SUPPLIED ENTRIES:

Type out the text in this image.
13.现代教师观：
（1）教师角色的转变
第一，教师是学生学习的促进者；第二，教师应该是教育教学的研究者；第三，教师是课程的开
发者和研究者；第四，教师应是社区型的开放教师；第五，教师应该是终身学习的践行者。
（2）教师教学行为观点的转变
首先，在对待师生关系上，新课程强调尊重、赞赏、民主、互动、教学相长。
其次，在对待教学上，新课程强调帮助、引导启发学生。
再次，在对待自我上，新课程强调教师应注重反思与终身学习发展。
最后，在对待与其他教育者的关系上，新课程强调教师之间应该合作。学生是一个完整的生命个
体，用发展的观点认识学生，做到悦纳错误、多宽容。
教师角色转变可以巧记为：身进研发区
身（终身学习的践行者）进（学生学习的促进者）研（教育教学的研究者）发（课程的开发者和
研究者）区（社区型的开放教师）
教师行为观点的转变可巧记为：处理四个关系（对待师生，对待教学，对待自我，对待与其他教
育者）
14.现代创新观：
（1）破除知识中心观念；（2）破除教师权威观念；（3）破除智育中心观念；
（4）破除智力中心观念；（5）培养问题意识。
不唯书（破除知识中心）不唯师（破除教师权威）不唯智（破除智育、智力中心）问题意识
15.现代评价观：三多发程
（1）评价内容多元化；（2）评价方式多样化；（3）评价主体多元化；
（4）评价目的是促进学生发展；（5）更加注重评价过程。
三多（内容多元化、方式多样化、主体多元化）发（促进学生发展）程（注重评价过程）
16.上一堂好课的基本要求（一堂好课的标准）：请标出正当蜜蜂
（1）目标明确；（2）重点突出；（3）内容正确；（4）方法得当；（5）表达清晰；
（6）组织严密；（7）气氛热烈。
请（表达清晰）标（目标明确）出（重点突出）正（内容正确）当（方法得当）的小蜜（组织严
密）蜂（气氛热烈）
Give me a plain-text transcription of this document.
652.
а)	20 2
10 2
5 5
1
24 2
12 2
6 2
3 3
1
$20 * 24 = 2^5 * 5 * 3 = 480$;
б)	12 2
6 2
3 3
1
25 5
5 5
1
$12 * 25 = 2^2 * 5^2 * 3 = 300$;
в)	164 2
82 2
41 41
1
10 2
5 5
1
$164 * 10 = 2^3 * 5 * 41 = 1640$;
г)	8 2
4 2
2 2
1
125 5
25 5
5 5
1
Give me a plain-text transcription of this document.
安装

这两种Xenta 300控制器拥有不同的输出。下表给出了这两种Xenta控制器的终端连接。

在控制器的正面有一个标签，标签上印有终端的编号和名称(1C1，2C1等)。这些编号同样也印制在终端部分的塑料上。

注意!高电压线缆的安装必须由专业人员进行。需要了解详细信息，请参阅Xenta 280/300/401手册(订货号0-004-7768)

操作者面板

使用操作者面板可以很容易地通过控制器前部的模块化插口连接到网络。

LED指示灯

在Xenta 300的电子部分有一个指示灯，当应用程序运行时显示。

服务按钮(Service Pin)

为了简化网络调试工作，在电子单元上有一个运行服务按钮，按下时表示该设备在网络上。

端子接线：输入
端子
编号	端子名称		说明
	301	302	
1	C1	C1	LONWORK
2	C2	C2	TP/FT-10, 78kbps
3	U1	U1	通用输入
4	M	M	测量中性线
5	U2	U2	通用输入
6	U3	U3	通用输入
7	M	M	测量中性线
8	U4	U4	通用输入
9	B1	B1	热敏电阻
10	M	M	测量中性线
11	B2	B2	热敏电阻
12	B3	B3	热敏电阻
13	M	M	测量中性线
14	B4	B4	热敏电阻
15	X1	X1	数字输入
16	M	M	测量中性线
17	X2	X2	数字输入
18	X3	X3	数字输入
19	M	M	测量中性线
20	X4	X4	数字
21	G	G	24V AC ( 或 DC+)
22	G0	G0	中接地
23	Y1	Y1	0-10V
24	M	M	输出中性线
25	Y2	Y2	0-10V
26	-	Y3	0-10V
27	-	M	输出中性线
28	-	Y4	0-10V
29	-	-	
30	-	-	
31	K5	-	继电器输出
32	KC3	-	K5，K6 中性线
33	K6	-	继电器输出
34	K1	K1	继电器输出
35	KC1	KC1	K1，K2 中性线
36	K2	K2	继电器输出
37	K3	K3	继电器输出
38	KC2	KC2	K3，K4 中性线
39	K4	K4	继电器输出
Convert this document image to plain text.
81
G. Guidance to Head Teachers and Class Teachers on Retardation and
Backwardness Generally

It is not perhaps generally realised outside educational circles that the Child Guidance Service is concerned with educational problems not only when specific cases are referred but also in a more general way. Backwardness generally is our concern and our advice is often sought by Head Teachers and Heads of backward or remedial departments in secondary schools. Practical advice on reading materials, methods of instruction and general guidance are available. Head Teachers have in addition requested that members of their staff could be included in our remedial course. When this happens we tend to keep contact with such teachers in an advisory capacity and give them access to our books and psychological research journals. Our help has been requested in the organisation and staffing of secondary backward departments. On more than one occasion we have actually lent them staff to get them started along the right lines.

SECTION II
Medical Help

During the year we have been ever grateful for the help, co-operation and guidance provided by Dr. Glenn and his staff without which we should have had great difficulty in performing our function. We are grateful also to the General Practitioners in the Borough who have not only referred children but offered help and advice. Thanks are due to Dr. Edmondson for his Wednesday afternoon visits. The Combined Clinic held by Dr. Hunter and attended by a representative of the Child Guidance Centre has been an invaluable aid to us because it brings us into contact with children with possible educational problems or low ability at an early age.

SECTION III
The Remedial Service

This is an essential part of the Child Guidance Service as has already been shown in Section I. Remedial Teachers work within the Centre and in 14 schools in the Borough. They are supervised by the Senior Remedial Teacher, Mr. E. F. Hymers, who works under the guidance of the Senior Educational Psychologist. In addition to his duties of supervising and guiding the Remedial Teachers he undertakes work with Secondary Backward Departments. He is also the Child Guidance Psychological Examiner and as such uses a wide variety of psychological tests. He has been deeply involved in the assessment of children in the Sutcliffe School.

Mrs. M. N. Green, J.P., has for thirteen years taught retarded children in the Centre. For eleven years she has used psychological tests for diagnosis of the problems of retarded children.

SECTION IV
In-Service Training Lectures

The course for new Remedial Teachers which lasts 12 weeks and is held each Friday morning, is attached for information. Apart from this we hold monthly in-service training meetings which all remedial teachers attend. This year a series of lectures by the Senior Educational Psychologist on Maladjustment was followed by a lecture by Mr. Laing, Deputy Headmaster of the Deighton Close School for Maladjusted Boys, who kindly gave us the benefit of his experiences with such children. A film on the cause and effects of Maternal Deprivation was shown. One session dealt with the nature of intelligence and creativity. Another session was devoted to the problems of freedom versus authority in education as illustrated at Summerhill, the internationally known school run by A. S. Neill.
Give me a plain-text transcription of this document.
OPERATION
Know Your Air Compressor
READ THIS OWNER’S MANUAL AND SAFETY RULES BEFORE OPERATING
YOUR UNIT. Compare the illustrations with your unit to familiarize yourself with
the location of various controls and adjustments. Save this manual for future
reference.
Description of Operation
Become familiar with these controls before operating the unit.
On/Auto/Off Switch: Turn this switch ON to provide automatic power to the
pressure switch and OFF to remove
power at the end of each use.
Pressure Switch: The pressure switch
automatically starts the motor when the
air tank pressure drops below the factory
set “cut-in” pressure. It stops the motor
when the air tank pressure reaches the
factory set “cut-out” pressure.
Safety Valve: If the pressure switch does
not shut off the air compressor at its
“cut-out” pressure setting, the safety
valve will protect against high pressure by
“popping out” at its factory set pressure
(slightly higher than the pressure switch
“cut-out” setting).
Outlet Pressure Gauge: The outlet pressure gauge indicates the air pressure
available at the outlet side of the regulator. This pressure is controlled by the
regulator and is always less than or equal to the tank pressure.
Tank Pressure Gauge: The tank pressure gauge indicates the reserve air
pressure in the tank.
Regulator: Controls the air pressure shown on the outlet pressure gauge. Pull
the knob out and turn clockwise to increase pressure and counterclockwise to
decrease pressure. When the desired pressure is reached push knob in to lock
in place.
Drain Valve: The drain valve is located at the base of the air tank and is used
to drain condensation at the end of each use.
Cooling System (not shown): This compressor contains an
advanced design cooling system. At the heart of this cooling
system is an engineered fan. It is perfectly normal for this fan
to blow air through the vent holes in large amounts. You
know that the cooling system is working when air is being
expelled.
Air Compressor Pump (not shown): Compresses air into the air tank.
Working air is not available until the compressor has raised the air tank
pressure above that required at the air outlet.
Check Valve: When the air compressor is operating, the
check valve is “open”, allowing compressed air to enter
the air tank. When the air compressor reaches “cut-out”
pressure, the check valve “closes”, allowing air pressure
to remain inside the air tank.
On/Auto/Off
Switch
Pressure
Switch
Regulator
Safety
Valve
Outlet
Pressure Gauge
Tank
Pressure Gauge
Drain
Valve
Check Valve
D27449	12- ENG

TASK PROMPT:
Search the records above for "数字输入". Copy each line where it is found.

SOLUTION TO THIS PROBLEM:
15	X1	X1	数字输入
17	X2	X2	数字输入
18	X3	X3	数字输入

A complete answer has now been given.